- **Passage shown**:

Legendary president was a musician first
While it’s true that Dr. James “Jimmy” Simmons made history by becoming Lamar’s first president emeritus, his true passion has always been music, according to those who know him best.
When Simmons arrived in 1970 at what was then known as Lamar State College of Technology, there wasn’t much available when it came to the arts. Just 10 years prior to his taking over as band director, the music department was housed in military barracks. Simmons, who is stepping down after more than 14 years as president of Lamar and more than 42 years of employment at the university, had plans to change the perception of Lamar when it came to music and the arts and it started with his directing the “Grandest Band in the Land,” the LU marching band from 1970-78. He made his presence known immediately.
“I think that (the band) is what set him up to be successful at Lamar,” said Kurt Killion, co-owner of Swicegood Music Company and former Nederland band director who played in the band and studied saxophone under Simmons. “It was between 300 and 350 (members). A lot of people took notice of how big and good the band was.”
“The unit was filled with some great kids,” Simmons said in an interview with The Examiner. “Some of the students ultimately became some of my best friends.” Simmons recounted some of his fondest memories of the band. “We marched for the Dallas Cowboy halftime show and in the Mardi Gras parade,” he said. The band also marched in the New Orleans Saints halftime show, Simmons said. “One of my greatest memories was when they were playing the Washington Redskins,” Simmons said. “We did the halftime show and you’re not allowed, as the halftime show band, to take your instruments into the stands with you. We got back in the stands, and in the third quarter, the fans wanted us to play ‘When the Saints’ again. They made so much racket that the referees had to stop the game, allow us to get our horns, bring them back up in the stands and play ‘When the Saints.’”
Killion said that recruiting new members for the already enormous Lamar band was instrumental to Simmons.
“The first words out of his mouth at the first marching rehearsal in the summer were, ‘Your job is to bring a friend back tomorrow to join.’” he said.
“Jimmy would go out to the high schools and talk to the seniors (about) playing in the band,” said Richard Cantu, director of the adult and continuing education programs at the Beaumont Independent School District, who played saxophone in Simmons’ band. “It was a requirement then that the music majors had to play in the marching band, but we would have been in it anyway.”
Cantu said that Simmons was an organized and strict band director.
“He expected you to know your part, and if you didn’t, you knew that he knew you didn’t know your part,” he said. “He would call you out. He was the reason that the band was so good.”
Simmons knew how to make an entrance at away games as well, Killion said.
“He would park the buses as far away from the stadium as he could, and we would march in single file,” he said. “With 350 people marching in single file, there were always oohs and ahhs and people were trying to figure out how long that line was going to last.”
According to Killion, Simmons took his job as band director extremely seriously.
“He was a master of psychology,” said Killion. “He hated to lose.”
Killion said Simmons always had an angle and a few tricks up his sleeve.

- **Directions**:
(A) Write out the part of the article about Jimmy Simmons that begins at the words "When Simmons arrived" and stops after "presence known immediately.".
(B) Continue the article about Jimmy Simmons and the Lamar band, picking up right after its last sentence.

- **Source material**:
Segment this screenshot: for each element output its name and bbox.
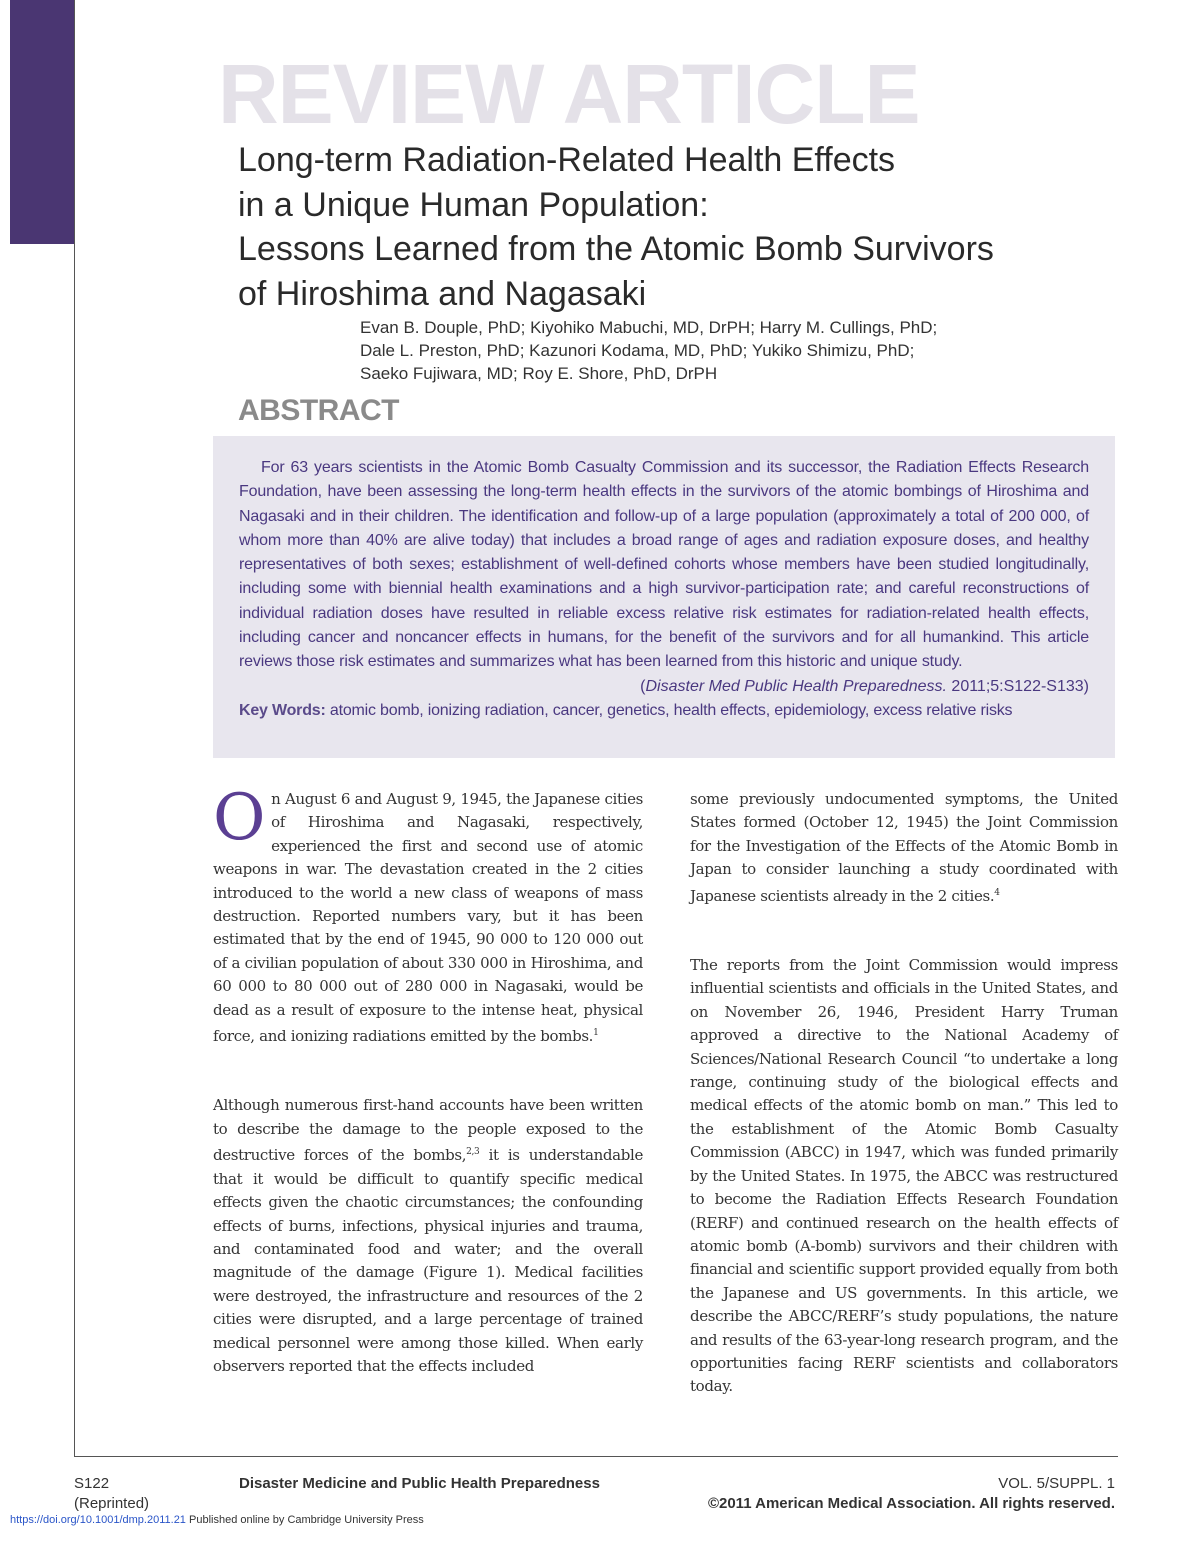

- **Outputs in order**:
(A)
When Simmons arrived in 1970 at what was then known as Lamar State College of Technology, there wasn’t much available when it came to the arts. Just 10 years prior to his taking over as band director, the music department was housed in military barracks. Simmons, who is stepping down after more than 14 years as president of Lamar and more than 42 years of employment at the university, had plans to change the perception of Lamar when it came to music and the arts and it started with his directing the “Grandest Band in the Land,” the LU marching band from 1970-78. He made his presence known immediately.

(B)
“I remember Long Beach State brought their band one year from California,” he said. “(Simmons) was just all beside himself that they were going to have a great band and show us up. The South Texas State Fair was in town at that point, and one of the popular things was a little bird whistle that you filled with water. You blew in it, and it chirped like a bird. He went and bought 300 of those and did a Cardinal fanfare to welcome our guests from Long Beach. He had Big Red (the mascot) get on the podium and conduct. He would conduct one side of the band, and everybody would blow their whistle on that side of the band. He always had an edge.”
Killion recounted a game in which University of Southwestern Louisiana (now University of Louisiana-Lafayette) attempted to intimidate Simmons’ band. “They were carrying a black orchid wreath,” he said. “The wreath said, ‘We will bury you, LU band.’ (Simmons) got on the P.A. and told us they were bringing the wreath over. We were all pumped up to do well. As it turns out, that wreath was originally sent from Beaumont to Lafayette and said, ‘We will bury you, signed LU band.’ And they were bringing it with them. I have a sneaking suspicion that he was the one who had sent it to them.”
Chris Coleman, a Beaumont native and Lamar alumnus, started out playing tuba in Simmons’s marching band. Coleman said he was greatly influenced by Simmons and credits him with helping in the decision to switch from tuba to bass.
“(I benefited) more than I even imagined,” Coleman said. “(He was) one of the main reasons I even started with bass. I mostly wanted to be a symphony tuba player, and I reconsidered because there is only one tuba player in every major symphony. I went into his office one day and said, ‘There’s something else I want to do as far as instrument playing wise.’ He said, “You should be playing bass. When he said that, I respected him so much. I said, ‘You got it.’”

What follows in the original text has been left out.